[Data entries]
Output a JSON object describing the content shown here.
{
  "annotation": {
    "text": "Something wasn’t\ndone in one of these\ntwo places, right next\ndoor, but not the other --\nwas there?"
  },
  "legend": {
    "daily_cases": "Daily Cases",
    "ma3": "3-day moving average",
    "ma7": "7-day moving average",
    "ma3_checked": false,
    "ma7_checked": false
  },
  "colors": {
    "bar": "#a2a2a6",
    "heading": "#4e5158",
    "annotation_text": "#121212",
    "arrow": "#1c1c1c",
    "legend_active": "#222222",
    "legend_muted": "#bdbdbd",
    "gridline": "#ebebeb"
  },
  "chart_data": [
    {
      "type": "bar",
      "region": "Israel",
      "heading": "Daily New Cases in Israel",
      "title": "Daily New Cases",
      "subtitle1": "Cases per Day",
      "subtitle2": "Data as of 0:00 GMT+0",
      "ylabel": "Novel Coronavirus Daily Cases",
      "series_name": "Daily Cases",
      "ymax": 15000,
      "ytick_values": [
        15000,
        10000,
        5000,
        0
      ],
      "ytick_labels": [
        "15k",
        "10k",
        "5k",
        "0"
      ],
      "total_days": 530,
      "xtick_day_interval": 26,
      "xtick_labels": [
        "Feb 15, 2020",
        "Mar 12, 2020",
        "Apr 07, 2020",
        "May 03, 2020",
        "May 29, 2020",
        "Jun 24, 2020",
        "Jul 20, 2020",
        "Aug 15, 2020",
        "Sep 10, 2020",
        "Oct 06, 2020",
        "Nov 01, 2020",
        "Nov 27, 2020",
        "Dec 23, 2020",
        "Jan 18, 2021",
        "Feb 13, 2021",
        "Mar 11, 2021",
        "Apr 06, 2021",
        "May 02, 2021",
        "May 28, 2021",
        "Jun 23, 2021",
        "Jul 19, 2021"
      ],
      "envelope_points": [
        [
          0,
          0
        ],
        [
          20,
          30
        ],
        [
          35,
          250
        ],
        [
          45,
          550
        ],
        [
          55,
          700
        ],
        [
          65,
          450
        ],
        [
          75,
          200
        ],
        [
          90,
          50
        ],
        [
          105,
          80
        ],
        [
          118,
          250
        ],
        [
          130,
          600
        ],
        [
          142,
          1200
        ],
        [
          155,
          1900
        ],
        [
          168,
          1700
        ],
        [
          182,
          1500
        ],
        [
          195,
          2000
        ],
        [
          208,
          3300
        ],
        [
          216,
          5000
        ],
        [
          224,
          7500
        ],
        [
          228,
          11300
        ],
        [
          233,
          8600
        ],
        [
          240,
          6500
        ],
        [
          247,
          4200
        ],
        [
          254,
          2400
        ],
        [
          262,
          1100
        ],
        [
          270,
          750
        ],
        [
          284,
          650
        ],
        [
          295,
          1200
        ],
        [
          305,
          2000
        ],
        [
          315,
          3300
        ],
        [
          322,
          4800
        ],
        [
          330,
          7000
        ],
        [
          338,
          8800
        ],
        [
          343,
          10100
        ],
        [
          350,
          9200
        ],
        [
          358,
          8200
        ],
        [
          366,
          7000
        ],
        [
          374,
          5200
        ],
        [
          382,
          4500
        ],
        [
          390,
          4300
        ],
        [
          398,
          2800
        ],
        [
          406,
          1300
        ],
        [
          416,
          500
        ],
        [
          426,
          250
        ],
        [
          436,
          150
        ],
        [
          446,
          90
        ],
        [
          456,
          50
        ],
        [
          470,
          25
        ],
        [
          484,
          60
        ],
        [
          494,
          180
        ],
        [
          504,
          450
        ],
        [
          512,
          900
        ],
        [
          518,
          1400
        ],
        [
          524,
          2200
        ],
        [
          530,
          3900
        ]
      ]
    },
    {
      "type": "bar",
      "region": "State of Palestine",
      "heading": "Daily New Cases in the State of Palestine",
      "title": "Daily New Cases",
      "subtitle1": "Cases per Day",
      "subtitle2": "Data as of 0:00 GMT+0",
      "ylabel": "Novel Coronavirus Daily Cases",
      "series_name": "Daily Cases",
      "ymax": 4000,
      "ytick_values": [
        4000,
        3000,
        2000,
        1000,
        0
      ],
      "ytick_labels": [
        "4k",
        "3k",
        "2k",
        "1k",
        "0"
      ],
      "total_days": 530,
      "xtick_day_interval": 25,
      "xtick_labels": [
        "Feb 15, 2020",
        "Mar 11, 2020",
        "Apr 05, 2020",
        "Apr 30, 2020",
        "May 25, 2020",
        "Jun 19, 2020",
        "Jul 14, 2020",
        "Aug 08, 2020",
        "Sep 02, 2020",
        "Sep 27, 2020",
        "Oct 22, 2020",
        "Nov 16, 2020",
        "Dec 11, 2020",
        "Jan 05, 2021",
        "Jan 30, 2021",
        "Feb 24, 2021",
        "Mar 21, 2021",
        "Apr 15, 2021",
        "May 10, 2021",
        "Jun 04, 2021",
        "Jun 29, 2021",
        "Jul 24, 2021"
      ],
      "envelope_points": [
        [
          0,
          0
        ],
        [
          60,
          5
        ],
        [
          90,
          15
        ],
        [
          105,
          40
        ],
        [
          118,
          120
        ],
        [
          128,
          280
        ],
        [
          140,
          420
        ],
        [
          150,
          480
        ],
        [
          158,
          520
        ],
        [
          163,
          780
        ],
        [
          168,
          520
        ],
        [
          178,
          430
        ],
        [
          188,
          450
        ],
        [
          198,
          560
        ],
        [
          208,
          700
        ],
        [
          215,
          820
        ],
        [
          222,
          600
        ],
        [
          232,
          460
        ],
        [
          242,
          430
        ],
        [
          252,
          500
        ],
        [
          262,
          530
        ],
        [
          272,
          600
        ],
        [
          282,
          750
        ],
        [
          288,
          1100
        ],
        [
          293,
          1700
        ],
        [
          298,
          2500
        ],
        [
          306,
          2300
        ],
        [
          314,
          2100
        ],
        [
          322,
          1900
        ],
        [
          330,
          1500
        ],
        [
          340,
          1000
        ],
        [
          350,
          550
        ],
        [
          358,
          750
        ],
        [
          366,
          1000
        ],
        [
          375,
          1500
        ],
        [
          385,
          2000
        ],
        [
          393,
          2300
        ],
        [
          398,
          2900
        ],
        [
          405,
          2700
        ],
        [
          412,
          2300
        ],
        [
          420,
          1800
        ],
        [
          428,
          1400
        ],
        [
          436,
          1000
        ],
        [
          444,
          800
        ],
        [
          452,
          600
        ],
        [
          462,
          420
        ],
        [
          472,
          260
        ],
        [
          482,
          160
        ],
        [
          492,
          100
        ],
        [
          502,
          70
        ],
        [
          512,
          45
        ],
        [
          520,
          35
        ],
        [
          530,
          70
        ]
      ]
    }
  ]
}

▸ Your goal: Nothing but lines that contain "Israel" should appear in the answer. Copy each from the records.

▸ Output of the exercise:
      "region": "Israel",
      "heading": "Daily New Cases in Israel",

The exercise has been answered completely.